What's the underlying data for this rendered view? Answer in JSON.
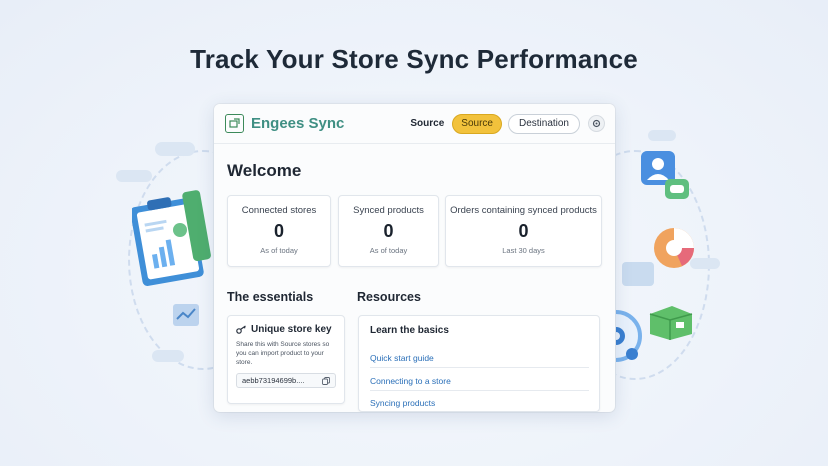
{
  "page": {
    "headline": "Track Your Store Sync Performance"
  },
  "header": {
    "brand": "Engees Sync",
    "source_label": "Source",
    "source_button": "Source",
    "destination_button": "Destination",
    "logo_icon": "store-sync-logo-icon",
    "settings_icon": "settings-icon"
  },
  "main": {
    "welcome": "Welcome"
  },
  "stats": [
    {
      "title": "Connected stores",
      "value": "0",
      "sub": "As of today"
    },
    {
      "title": "Synced products",
      "value": "0",
      "sub": "As of today"
    },
    {
      "title": "Orders containing synced products",
      "value": "0",
      "sub": "Last 30 days"
    }
  ],
  "essentials": {
    "title": "The essentials",
    "card_title": "Unique store key",
    "key_icon": "key-icon",
    "description": "Share this with Source stores so you can import product to your store.",
    "key_value": "aebb73194699b....",
    "copy_icon": "copy-icon"
  },
  "resources": {
    "title": "Resources",
    "card_title": "Learn the basics",
    "links": [
      "Quick start guide",
      "Connecting to a store",
      "Syncing products"
    ]
  },
  "colors": {
    "brand": "#3f8f83",
    "active_pill": "#f2c23c",
    "link": "#2a6fb8"
  }
}
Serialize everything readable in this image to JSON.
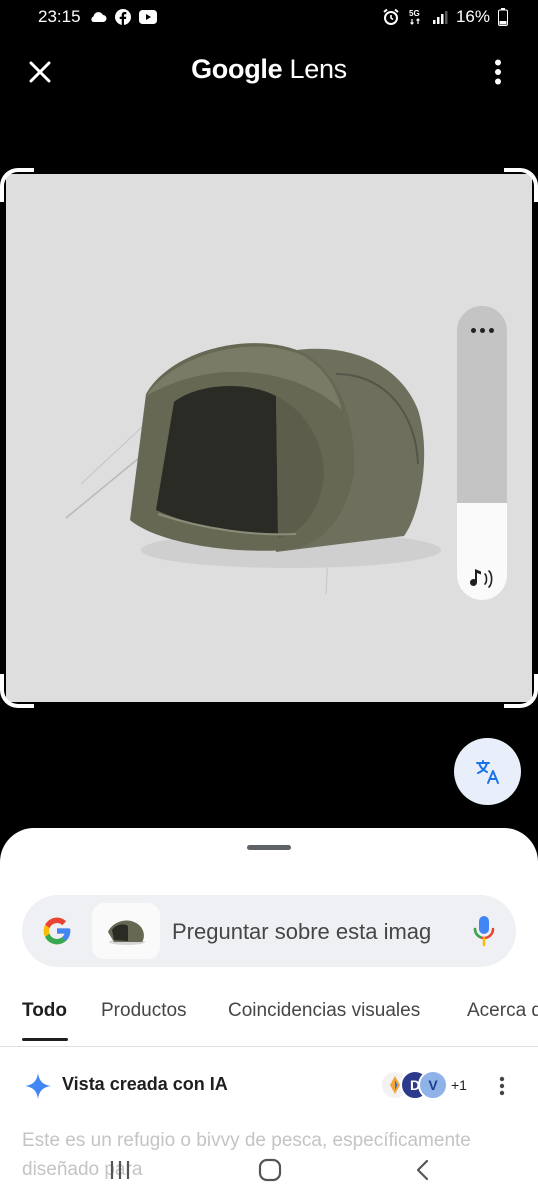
{
  "status_bar": {
    "time": "23:15",
    "battery": "16%",
    "left_icons": [
      "cloud-icon",
      "facebook-icon",
      "youtube-icon"
    ],
    "right_icons": [
      "alarm-icon",
      "5g-icon",
      "signal-icon",
      "battery-icon"
    ]
  },
  "app_bar": {
    "title_brand": "Google",
    "title_product": "Lens"
  },
  "image": {
    "description_icon": "tent-photo",
    "background": "#dedede"
  },
  "side_panel": {
    "more_icon": "more-horiz-icon",
    "sound_icon": "sound-icon"
  },
  "translate_fab": {
    "icon": "translate-icon"
  },
  "search": {
    "placeholder": "Preguntar sobre esta imag"
  },
  "tabs": [
    {
      "label": "Todo",
      "active": true
    },
    {
      "label": "Productos",
      "active": false
    },
    {
      "label": "Coincidencias visuales",
      "active": false
    },
    {
      "label": "Acerca d",
      "active": false
    }
  ],
  "ai_overview": {
    "title": "Vista creada con IA",
    "sources_more": "+1",
    "text": "Este es un refugio o bivvy de pesca, específicamente diseñado para"
  },
  "colors": {
    "google_blue": "#4285F4",
    "google_red": "#EA4335",
    "google_yellow": "#FBBC05",
    "google_green": "#34A853",
    "sheet_bg": "#ffffff",
    "search_bg": "#eef0f3"
  }
}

········

▸ Goal
All of the entries above should be duplicated exactly, except for the pictures.

▸ Task solution
What's the underlying data for this rendered view? Answer in JSON.
{
  "page": {
    "headline": "Track Your Store Sync Performance"
  },
  "header": {
    "brand": "Engees Sync",
    "source_label": "Source",
    "source_button": "Source",
    "destination_button": "Destination",
    "logo_icon": "store-sync-logo-icon",
    "settings_icon": "settings-icon"
  },
  "main": {
    "welcome": "Welcome"
  },
  "stats": [
    {
      "title": "Connected stores",
      "value": "0",
      "sub": "As of today"
    },
    {
      "title": "Synced products",
      "value": "0",
      "sub": "As of today"
    },
    {
      "title": "Orders containing synced products",
      "value": "0",
      "sub": "Last 30 days"
    }
  ],
  "essentials": {
    "title": "The essentials",
    "card_title": "Unique store key",
    "key_icon": "key-icon",
    "description": "Share this with Source stores so you can import product to your store.",
    "key_value": "aebb73194699b....",
    "copy_icon": "copy-icon"
  },
  "resources": {
    "title": "Resources",
    "card_title": "Learn the basics",
    "links": [
      "Quick start guide",
      "Connecting to a store",
      "Syncing products"
    ]
  },
  "colors": {
    "brand": "#3f8f83",
    "active_pill": "#f2c23c",
    "link": "#2a6fb8"
  }
}
Serialize everything readable in this image to JSON.
{
  "status_bar": {
    "time": "23:15",
    "battery": "16%",
    "left_icons": [
      "cloud-icon",
      "facebook-icon",
      "youtube-icon"
    ],
    "right_icons": [
      "alarm-icon",
      "5g-icon",
      "signal-icon",
      "battery-icon"
    ]
  },
  "app_bar": {
    "title_brand": "Google",
    "title_product": "Lens"
  },
  "image": {
    "description_icon": "tent-photo",
    "background": "#dedede"
  },
  "side_panel": {
    "more_icon": "more-horiz-icon",
    "sound_icon": "sound-icon"
  },
  "translate_fab": {
    "icon": "translate-icon"
  },
  "search": {
    "placeholder": "Preguntar sobre esta imag"
  },
  "tabs": [
    {
      "label": "Todo",
      "active": true
    },
    {
      "label": "Productos",
      "active": false
    },
    {
      "label": "Coincidencias visuales",
      "active": false
    },
    {
      "label": "Acerca d",
      "active": false
    }
  ],
  "ai_overview": {
    "title": "Vista creada con IA",
    "sources_more": "+1",
    "text": "Este es un refugio o bivvy de pesca, específicamente diseñado para"
  },
  "colors": {
    "google_blue": "#4285F4",
    "google_red": "#EA4335",
    "google_yellow": "#FBBC05",
    "google_green": "#34A853",
    "sheet_bg": "#ffffff",
    "search_bg": "#eef0f3"
  }
}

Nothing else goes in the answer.